++++ Data to use

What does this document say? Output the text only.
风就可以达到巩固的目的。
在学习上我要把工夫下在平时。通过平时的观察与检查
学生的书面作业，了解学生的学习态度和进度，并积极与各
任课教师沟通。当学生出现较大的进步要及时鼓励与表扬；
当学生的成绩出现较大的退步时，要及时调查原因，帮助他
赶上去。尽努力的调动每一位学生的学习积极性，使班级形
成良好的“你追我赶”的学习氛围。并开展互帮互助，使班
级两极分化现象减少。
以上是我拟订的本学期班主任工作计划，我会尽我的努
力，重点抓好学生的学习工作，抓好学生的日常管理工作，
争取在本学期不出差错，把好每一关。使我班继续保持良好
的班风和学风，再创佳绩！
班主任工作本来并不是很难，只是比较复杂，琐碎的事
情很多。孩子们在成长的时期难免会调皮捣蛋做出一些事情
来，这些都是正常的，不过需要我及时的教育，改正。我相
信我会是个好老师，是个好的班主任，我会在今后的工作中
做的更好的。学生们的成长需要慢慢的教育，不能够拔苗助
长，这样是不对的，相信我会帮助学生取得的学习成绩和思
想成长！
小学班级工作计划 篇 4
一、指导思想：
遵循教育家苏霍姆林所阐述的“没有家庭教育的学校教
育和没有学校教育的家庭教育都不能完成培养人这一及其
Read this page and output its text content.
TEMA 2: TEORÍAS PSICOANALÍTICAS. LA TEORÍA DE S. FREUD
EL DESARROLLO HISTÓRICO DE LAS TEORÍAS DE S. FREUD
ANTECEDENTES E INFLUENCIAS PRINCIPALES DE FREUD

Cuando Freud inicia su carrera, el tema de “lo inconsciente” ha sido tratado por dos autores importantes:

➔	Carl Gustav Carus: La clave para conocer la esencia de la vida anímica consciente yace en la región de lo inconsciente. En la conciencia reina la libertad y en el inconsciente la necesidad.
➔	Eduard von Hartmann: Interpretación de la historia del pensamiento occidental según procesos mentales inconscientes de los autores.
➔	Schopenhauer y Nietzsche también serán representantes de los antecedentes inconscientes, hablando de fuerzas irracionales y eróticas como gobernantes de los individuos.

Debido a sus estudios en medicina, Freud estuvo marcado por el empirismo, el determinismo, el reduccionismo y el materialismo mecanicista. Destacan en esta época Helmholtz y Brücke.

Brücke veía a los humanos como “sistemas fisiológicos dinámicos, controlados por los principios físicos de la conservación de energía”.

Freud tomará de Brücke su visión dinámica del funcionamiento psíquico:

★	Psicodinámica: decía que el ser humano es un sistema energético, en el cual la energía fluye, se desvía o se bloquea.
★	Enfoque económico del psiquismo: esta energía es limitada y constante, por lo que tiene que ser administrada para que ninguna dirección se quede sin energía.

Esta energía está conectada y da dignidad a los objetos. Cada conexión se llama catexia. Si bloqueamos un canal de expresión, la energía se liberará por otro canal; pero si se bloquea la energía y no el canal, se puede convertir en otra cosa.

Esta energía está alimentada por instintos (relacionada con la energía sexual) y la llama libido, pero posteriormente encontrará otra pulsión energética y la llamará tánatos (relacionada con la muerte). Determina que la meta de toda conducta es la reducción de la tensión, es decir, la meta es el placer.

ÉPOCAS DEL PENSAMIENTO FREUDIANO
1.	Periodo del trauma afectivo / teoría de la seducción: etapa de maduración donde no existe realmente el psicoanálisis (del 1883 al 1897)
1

++++++++

To do ▸ Select and copy every line of the listing with the word "como".

Answer ▸
➔	Schopenhauer y Nietzsche también serán representantes de los antecedentes inconscientes, hablando de fuerzas irracionales y eróticas como gobernantes de los individuos.
Brücke veía a los humanos como “sistemas fisiológicos dinámicos, controlados por los principios físicos de la conservación de energía”.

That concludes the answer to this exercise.